--- START Exercise material ---

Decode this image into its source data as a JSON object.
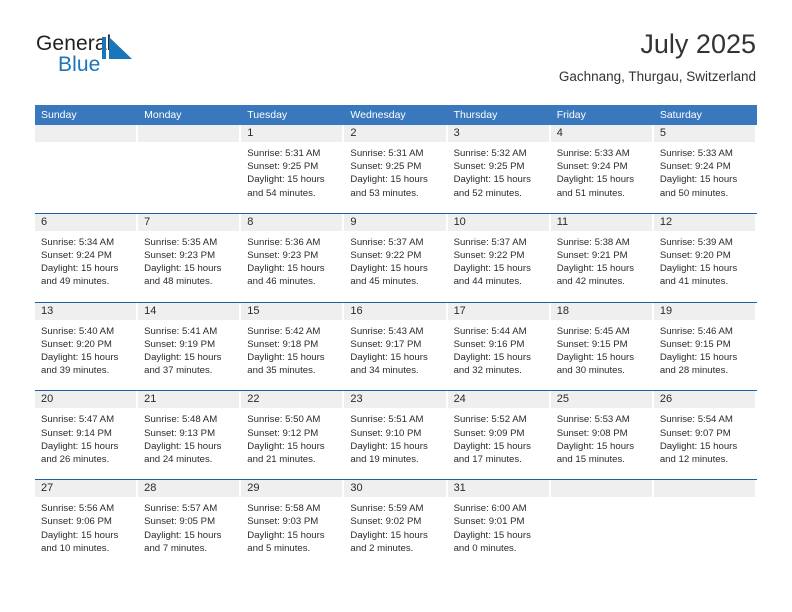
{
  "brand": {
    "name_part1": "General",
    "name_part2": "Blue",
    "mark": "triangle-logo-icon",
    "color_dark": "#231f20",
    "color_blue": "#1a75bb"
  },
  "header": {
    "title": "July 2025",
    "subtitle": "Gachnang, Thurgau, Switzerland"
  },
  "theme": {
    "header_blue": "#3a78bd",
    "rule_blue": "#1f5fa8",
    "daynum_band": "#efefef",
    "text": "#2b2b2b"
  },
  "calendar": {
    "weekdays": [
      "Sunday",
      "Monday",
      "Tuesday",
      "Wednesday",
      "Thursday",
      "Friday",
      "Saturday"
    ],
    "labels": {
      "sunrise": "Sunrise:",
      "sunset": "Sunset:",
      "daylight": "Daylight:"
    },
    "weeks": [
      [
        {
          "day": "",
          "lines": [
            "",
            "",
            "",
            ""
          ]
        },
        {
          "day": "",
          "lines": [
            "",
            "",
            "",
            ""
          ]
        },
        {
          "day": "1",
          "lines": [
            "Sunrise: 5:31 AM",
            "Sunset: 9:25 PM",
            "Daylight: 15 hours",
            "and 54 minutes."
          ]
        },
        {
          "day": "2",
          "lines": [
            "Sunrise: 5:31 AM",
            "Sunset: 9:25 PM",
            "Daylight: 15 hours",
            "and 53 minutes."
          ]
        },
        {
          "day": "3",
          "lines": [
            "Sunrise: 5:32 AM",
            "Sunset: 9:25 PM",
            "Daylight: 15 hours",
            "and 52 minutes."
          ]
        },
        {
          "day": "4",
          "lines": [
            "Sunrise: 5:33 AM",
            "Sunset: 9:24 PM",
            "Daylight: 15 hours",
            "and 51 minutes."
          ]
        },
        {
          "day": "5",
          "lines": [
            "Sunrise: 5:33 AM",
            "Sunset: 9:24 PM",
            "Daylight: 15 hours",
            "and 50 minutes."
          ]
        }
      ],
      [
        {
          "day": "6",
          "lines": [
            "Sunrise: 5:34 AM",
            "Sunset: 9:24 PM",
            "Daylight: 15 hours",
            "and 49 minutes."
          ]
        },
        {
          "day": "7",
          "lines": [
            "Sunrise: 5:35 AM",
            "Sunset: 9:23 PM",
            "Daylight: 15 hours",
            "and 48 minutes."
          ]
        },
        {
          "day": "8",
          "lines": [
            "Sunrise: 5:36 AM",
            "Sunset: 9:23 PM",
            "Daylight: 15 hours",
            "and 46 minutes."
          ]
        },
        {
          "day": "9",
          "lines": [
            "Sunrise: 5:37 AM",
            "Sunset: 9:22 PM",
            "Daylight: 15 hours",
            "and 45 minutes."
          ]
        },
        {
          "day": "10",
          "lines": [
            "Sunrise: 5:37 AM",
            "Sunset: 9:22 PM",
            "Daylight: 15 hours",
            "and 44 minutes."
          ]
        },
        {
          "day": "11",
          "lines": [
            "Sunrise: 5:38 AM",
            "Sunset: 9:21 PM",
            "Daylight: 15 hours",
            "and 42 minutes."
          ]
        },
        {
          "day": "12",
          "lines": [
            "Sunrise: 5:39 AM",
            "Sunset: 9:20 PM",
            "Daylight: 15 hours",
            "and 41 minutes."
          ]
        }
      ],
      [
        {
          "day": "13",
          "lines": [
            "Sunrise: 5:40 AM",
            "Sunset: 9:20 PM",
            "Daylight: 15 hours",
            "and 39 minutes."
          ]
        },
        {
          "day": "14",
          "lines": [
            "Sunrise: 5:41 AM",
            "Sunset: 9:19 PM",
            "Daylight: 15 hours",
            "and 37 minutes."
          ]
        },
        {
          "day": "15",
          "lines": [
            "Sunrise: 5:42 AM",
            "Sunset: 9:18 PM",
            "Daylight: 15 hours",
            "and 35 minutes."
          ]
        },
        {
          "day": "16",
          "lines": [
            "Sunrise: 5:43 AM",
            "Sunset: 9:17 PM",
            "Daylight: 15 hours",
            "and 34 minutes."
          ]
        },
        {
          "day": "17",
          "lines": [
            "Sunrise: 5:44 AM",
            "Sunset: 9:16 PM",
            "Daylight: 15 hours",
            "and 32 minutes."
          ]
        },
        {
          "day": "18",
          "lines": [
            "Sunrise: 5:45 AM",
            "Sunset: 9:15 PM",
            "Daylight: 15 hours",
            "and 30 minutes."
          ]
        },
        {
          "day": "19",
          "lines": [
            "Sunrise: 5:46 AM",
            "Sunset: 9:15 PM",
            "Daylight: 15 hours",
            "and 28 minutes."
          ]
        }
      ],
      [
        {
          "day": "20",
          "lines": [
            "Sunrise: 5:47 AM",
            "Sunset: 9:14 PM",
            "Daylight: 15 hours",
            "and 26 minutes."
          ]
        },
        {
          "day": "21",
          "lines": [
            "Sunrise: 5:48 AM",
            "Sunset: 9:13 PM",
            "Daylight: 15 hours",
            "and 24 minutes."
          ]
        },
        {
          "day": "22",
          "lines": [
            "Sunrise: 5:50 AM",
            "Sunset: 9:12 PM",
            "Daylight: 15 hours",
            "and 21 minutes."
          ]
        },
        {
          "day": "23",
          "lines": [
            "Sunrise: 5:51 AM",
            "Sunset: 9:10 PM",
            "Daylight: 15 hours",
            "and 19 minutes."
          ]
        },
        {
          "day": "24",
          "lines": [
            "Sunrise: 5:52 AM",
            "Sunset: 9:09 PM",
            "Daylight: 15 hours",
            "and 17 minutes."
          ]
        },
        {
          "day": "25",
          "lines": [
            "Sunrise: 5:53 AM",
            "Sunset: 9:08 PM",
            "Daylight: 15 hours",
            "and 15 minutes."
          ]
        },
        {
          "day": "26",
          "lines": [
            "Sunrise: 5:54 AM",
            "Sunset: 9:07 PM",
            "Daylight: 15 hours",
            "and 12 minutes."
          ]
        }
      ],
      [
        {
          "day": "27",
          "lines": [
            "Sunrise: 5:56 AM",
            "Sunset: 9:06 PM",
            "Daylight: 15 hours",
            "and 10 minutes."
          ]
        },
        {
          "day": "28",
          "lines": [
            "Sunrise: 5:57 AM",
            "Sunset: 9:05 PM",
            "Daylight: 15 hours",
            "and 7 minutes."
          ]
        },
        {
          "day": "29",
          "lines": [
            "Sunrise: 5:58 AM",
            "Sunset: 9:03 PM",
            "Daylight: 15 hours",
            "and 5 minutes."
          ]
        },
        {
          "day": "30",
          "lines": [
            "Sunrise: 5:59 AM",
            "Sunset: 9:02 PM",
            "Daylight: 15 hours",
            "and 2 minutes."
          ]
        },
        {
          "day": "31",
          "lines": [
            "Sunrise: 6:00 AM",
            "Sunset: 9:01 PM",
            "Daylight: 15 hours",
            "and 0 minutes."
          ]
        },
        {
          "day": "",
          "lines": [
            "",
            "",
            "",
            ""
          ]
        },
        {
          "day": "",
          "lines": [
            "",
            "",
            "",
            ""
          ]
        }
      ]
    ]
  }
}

--- END Exercise material ---

**Goal of the exercise**
Copy every record above exactly, leaving out any pictures.

**Solution for this exercise**
Decode this image into its source data as a JSON object.
{
  "brand": {
    "name_part1": "General",
    "name_part2": "Blue",
    "mark": "triangle-logo-icon",
    "color_dark": "#231f20",
    "color_blue": "#1a75bb"
  },
  "header": {
    "title": "July 2025",
    "subtitle": "Gachnang, Thurgau, Switzerland"
  },
  "theme": {
    "header_blue": "#3a78bd",
    "rule_blue": "#1f5fa8",
    "daynum_band": "#efefef",
    "text": "#2b2b2b"
  },
  "calendar": {
    "weekdays": [
      "Sunday",
      "Monday",
      "Tuesday",
      "Wednesday",
      "Thursday",
      "Friday",
      "Saturday"
    ],
    "labels": {
      "sunrise": "Sunrise:",
      "sunset": "Sunset:",
      "daylight": "Daylight:"
    },
    "weeks": [
      [
        {
          "day": "",
          "lines": [
            "",
            "",
            "",
            ""
          ]
        },
        {
          "day": "",
          "lines": [
            "",
            "",
            "",
            ""
          ]
        },
        {
          "day": "1",
          "lines": [
            "Sunrise: 5:31 AM",
            "Sunset: 9:25 PM",
            "Daylight: 15 hours",
            "and 54 minutes."
          ]
        },
        {
          "day": "2",
          "lines": [
            "Sunrise: 5:31 AM",
            "Sunset: 9:25 PM",
            "Daylight: 15 hours",
            "and 53 minutes."
          ]
        },
        {
          "day": "3",
          "lines": [
            "Sunrise: 5:32 AM",
            "Sunset: 9:25 PM",
            "Daylight: 15 hours",
            "and 52 minutes."
          ]
        },
        {
          "day": "4",
          "lines": [
            "Sunrise: 5:33 AM",
            "Sunset: 9:24 PM",
            "Daylight: 15 hours",
            "and 51 minutes."
          ]
        },
        {
          "day": "5",
          "lines": [
            "Sunrise: 5:33 AM",
            "Sunset: 9:24 PM",
            "Daylight: 15 hours",
            "and 50 minutes."
          ]
        }
      ],
      [
        {
          "day": "6",
          "lines": [
            "Sunrise: 5:34 AM",
            "Sunset: 9:24 PM",
            "Daylight: 15 hours",
            "and 49 minutes."
          ]
        },
        {
          "day": "7",
          "lines": [
            "Sunrise: 5:35 AM",
            "Sunset: 9:23 PM",
            "Daylight: 15 hours",
            "and 48 minutes."
          ]
        },
        {
          "day": "8",
          "lines": [
            "Sunrise: 5:36 AM",
            "Sunset: 9:23 PM",
            "Daylight: 15 hours",
            "and 46 minutes."
          ]
        },
        {
          "day": "9",
          "lines": [
            "Sunrise: 5:37 AM",
            "Sunset: 9:22 PM",
            "Daylight: 15 hours",
            "and 45 minutes."
          ]
        },
        {
          "day": "10",
          "lines": [
            "Sunrise: 5:37 AM",
            "Sunset: 9:22 PM",
            "Daylight: 15 hours",
            "and 44 minutes."
          ]
        },
        {
          "day": "11",
          "lines": [
            "Sunrise: 5:38 AM",
            "Sunset: 9:21 PM",
            "Daylight: 15 hours",
            "and 42 minutes."
          ]
        },
        {
          "day": "12",
          "lines": [
            "Sunrise: 5:39 AM",
            "Sunset: 9:20 PM",
            "Daylight: 15 hours",
            "and 41 minutes."
          ]
        }
      ],
      [
        {
          "day": "13",
          "lines": [
            "Sunrise: 5:40 AM",
            "Sunset: 9:20 PM",
            "Daylight: 15 hours",
            "and 39 minutes."
          ]
        },
        {
          "day": "14",
          "lines": [
            "Sunrise: 5:41 AM",
            "Sunset: 9:19 PM",
            "Daylight: 15 hours",
            "and 37 minutes."
          ]
        },
        {
          "day": "15",
          "lines": [
            "Sunrise: 5:42 AM",
            "Sunset: 9:18 PM",
            "Daylight: 15 hours",
            "and 35 minutes."
          ]
        },
        {
          "day": "16",
          "lines": [
            "Sunrise: 5:43 AM",
            "Sunset: 9:17 PM",
            "Daylight: 15 hours",
            "and 34 minutes."
          ]
        },
        {
          "day": "17",
          "lines": [
            "Sunrise: 5:44 AM",
            "Sunset: 9:16 PM",
            "Daylight: 15 hours",
            "and 32 minutes."
          ]
        },
        {
          "day": "18",
          "lines": [
            "Sunrise: 5:45 AM",
            "Sunset: 9:15 PM",
            "Daylight: 15 hours",
            "and 30 minutes."
          ]
        },
        {
          "day": "19",
          "lines": [
            "Sunrise: 5:46 AM",
            "Sunset: 9:15 PM",
            "Daylight: 15 hours",
            "and 28 minutes."
          ]
        }
      ],
      [
        {
          "day": "20",
          "lines": [
            "Sunrise: 5:47 AM",
            "Sunset: 9:14 PM",
            "Daylight: 15 hours",
            "and 26 minutes."
          ]
        },
        {
          "day": "21",
          "lines": [
            "Sunrise: 5:48 AM",
            "Sunset: 9:13 PM",
            "Daylight: 15 hours",
            "and 24 minutes."
          ]
        },
        {
          "day": "22",
          "lines": [
            "Sunrise: 5:50 AM",
            "Sunset: 9:12 PM",
            "Daylight: 15 hours",
            "and 21 minutes."
          ]
        },
        {
          "day": "23",
          "lines": [
            "Sunrise: 5:51 AM",
            "Sunset: 9:10 PM",
            "Daylight: 15 hours",
            "and 19 minutes."
          ]
        },
        {
          "day": "24",
          "lines": [
            "Sunrise: 5:52 AM",
            "Sunset: 9:09 PM",
            "Daylight: 15 hours",
            "and 17 minutes."
          ]
        },
        {
          "day": "25",
          "lines": [
            "Sunrise: 5:53 AM",
            "Sunset: 9:08 PM",
            "Daylight: 15 hours",
            "and 15 minutes."
          ]
        },
        {
          "day": "26",
          "lines": [
            "Sunrise: 5:54 AM",
            "Sunset: 9:07 PM",
            "Daylight: 15 hours",
            "and 12 minutes."
          ]
        }
      ],
      [
        {
          "day": "27",
          "lines": [
            "Sunrise: 5:56 AM",
            "Sunset: 9:06 PM",
            "Daylight: 15 hours",
            "and 10 minutes."
          ]
        },
        {
          "day": "28",
          "lines": [
            "Sunrise: 5:57 AM",
            "Sunset: 9:05 PM",
            "Daylight: 15 hours",
            "and 7 minutes."
          ]
        },
        {
          "day": "29",
          "lines": [
            "Sunrise: 5:58 AM",
            "Sunset: 9:03 PM",
            "Daylight: 15 hours",
            "and 5 minutes."
          ]
        },
        {
          "day": "30",
          "lines": [
            "Sunrise: 5:59 AM",
            "Sunset: 9:02 PM",
            "Daylight: 15 hours",
            "and 2 minutes."
          ]
        },
        {
          "day": "31",
          "lines": [
            "Sunrise: 6:00 AM",
            "Sunset: 9:01 PM",
            "Daylight: 15 hours",
            "and 0 minutes."
          ]
        },
        {
          "day": "",
          "lines": [
            "",
            "",
            "",
            ""
          ]
        },
        {
          "day": "",
          "lines": [
            "",
            "",
            "",
            ""
          ]
        }
      ]
    ]
  }
}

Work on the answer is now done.